(Dataset records)
* BEGIN *

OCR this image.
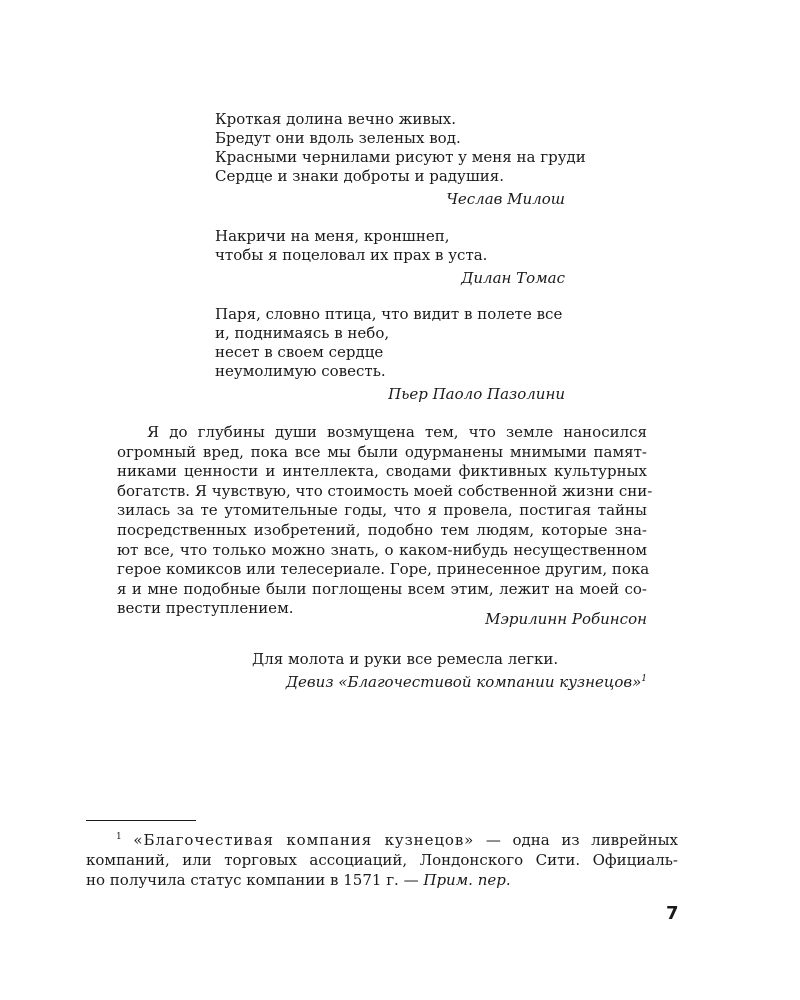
Кроткая долина вечно живых.
Бредут они вдоль зеленых вод.
Красными чернилами рисуют у меня на груди
Сердце и знаки доброты и радушия.
Чеслав Милош
Накричи на меня, кроншнеп,
чтобы я поцеловал их прах в уста.
Дилан Томас
Паря, словно птица, что видит в полете все
и, поднимаясь в небо,
несет в своем сердце
неумолимую совесть.
Пьер Паоло Пазолини
Я до глубины души возмущена тем, что земле наносился
огромный вред, пока все мы были одурманены мнимыми памят-
никами ценности и интеллекта, сводами фиктивных культурных
богатств. Я чувствую, что стоимость моей собственной жизни сни-
зилась за те утомительные годы, что я провела, постигая тайны
посредственных изобретений, подобно тем людям, которые зна-
ют все, что только можно знать, о каком-нибудь несущественном
герое комиксов или телесериале. Горе, принесенное другим, пока
я и мне подобные были поглощены всем этим, лежит на моей со-
вести преступлением.
Мэрилинн Робинсон
Для молота и руки все ремесла легки.
Девиз «Благочестивой компании кузнецов»$^1$
$^1$ «Благочестивая компания кузнецов» — одна из ливрейных
компаний, или торговых ассоциаций, Лондонского Сити. Официаль-
но получила статус компании в 1571 г. — Прим. пер.
7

* END *

Filter the listing for the word "пока" and copy every line that holds it.

• [OUTPUT OF THE EXERCISE]
огромный вред, пока все мы были одурманены мнимыми памят-
герое комиксов или телесериале. Горе, принесенное другим, пока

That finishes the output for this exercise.